DESCRIPTION OF THE TASK = Copy out all of the material exactly as presented.

* Begin INFORMATION GIVEN *

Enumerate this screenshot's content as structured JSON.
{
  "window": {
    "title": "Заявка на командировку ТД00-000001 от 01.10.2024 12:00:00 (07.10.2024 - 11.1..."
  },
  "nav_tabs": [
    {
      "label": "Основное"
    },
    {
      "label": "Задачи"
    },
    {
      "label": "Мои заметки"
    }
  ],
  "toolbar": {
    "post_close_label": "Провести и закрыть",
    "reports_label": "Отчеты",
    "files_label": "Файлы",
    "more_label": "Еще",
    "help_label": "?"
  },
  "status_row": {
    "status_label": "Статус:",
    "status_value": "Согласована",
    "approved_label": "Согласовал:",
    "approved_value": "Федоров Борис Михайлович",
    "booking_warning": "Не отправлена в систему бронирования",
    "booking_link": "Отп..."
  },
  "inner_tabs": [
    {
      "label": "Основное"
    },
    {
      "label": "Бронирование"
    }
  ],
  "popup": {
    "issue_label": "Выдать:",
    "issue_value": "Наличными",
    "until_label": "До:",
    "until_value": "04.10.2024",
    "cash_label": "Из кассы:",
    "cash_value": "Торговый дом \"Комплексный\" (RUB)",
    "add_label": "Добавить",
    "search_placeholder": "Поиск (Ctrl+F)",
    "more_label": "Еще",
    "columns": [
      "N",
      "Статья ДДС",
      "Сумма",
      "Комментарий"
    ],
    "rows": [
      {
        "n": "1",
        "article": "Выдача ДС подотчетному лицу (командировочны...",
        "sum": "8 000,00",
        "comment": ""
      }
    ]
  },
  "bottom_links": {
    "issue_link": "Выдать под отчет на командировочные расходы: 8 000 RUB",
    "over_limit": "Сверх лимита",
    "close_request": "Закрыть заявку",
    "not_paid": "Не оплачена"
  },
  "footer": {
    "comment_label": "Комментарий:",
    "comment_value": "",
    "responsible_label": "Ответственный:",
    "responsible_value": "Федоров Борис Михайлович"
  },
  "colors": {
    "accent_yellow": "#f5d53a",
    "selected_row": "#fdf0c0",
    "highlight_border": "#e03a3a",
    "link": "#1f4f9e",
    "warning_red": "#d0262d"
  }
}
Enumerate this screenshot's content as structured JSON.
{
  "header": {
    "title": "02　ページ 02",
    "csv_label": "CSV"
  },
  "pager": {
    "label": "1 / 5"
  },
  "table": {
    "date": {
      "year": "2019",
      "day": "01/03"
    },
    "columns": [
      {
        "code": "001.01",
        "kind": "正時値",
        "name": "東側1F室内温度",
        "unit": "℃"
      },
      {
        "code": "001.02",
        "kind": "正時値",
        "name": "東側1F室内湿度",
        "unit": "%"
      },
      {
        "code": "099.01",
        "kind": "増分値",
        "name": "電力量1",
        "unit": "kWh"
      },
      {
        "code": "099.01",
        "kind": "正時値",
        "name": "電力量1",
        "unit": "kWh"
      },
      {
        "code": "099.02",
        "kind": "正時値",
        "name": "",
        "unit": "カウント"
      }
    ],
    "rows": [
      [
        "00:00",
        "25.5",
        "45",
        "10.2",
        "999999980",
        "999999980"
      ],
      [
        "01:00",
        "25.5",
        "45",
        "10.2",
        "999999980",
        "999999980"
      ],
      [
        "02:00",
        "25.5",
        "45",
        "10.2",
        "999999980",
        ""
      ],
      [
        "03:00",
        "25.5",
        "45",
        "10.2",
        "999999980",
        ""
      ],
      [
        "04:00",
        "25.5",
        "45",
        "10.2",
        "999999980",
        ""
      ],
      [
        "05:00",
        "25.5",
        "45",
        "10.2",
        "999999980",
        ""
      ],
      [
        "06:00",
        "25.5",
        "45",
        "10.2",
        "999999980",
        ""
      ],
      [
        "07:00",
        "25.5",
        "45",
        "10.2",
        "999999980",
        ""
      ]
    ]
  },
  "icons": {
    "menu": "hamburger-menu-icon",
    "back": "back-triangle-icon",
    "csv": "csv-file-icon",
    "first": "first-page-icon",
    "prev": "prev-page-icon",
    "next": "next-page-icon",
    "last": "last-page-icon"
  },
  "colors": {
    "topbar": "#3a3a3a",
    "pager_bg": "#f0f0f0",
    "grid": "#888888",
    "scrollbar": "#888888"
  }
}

* End INFORMATION GIVEN *

EXERCISE ANSWER =
Enumerate this screenshot's content as structured JSON.
{
  "window": {
    "title": "Заявка на командировку ТД00-000001 от 01.10.2024 12:00:00 (07.10.2024 - 11.1..."
  },
  "nav_tabs": [
    {
      "label": "Основное"
    },
    {
      "label": "Задачи"
    },
    {
      "label": "Мои заметки"
    }
  ],
  "toolbar": {
    "post_close_label": "Провести и закрыть",
    "reports_label": "Отчеты",
    "files_label": "Файлы",
    "more_label": "Еще",
    "help_label": "?"
  },
  "status_row": {
    "status_label": "Статус:",
    "status_value": "Согласована",
    "approved_label": "Согласовал:",
    "approved_value": "Федоров Борис Михайлович",
    "booking_warning": "Не отправлена в систему бронирования",
    "booking_link": "Отп..."
  },
  "inner_tabs": [
    {
      "label": "Основное"
    },
    {
      "label": "Бронирование"
    }
  ],
  "popup": {
    "issue_label": "Выдать:",
    "issue_value": "Наличными",
    "until_label": "До:",
    "until_value": "04.10.2024",
    "cash_label": "Из кассы:",
    "cash_value": "Торговый дом \"Комплексный\" (RUB)",
    "add_label": "Добавить",
    "search_placeholder": "Поиск (Ctrl+F)",
    "more_label": "Еще",
    "columns": [
      "N",
      "Статья ДДС",
      "Сумма",
      "Комментарий"
    ],
    "rows": [
      {
        "n": "1",
        "article": "Выдача ДС подотчетному лицу (командировочны...",
        "sum": "8 000,00",
        "comment": ""
      }
    ]
  },
  "bottom_links": {
    "issue_link": "Выдать под отчет на командировочные расходы: 8 000 RUB",
    "over_limit": "Сверх лимита",
    "close_request": "Закрыть заявку",
    "not_paid": "Не оплачена"
  },
  "footer": {
    "comment_label": "Комментарий:",
    "comment_value": "",
    "responsible_label": "Ответственный:",
    "responsible_value": "Федоров Борис Михайлович"
  },
  "colors": {
    "accent_yellow": "#f5d53a",
    "selected_row": "#fdf0c0",
    "highlight_border": "#e03a3a",
    "link": "#1f4f9e",
    "warning_red": "#d0262d"
  }
}
Enumerate this screenshot's content as structured JSON.
{
  "header": {
    "title": "02　ページ 02",
    "csv_label": "CSV"
  },
  "pager": {
    "label": "1 / 5"
  },
  "table": {
    "date": {
      "year": "2019",
      "day": "01/03"
    },
    "columns": [
      {
        "code": "001.01",
        "kind": "正時値",
        "name": "東側1F室内温度",
        "unit": "℃"
      },
      {
        "code": "001.02",
        "kind": "正時値",
        "name": "東側1F室内湿度",
        "unit": "%"
      },
      {
        "code": "099.01",
        "kind": "増分値",
        "name": "電力量1",
        "unit": "kWh"
      },
      {
        "code": "099.01",
        "kind": "正時値",
        "name": "電力量1",
        "unit": "kWh"
      },
      {
        "code": "099.02",
        "kind": "正時値",
        "name": "",
        "unit": "カウント"
      }
    ],
    "rows": [
      [
        "00:00",
        "25.5",
        "45",
        "10.2",
        "999999980",
        "999999980"
      ],
      [
        "01:00",
        "25.5",
        "45",
        "10.2",
        "999999980",
        "999999980"
      ],
      [
        "02:00",
        "25.5",
        "45",
        "10.2",
        "999999980",
        ""
      ],
      [
        "03:00",
        "25.5",
        "45",
        "10.2",
        "999999980",
        ""
      ],
      [
        "04:00",
        "25.5",
        "45",
        "10.2",
        "999999980",
        ""
      ],
      [
        "05:00",
        "25.5",
        "45",
        "10.2",
        "999999980",
        ""
      ],
      [
        "06:00",
        "25.5",
        "45",
        "10.2",
        "999999980",
        ""
      ],
      [
        "07:00",
        "25.5",
        "45",
        "10.2",
        "999999980",
        ""
      ]
    ]
  },
  "icons": {
    "menu": "hamburger-menu-icon",
    "back": "back-triangle-icon",
    "csv": "csv-file-icon",
    "first": "first-page-icon",
    "prev": "prev-page-icon",
    "next": "next-page-icon",
    "last": "last-page-icon"
  },
  "colors": {
    "topbar": "#3a3a3a",
    "pager_bg": "#f0f0f0",
    "grid": "#888888",
    "scrollbar": "#888888"
  }
}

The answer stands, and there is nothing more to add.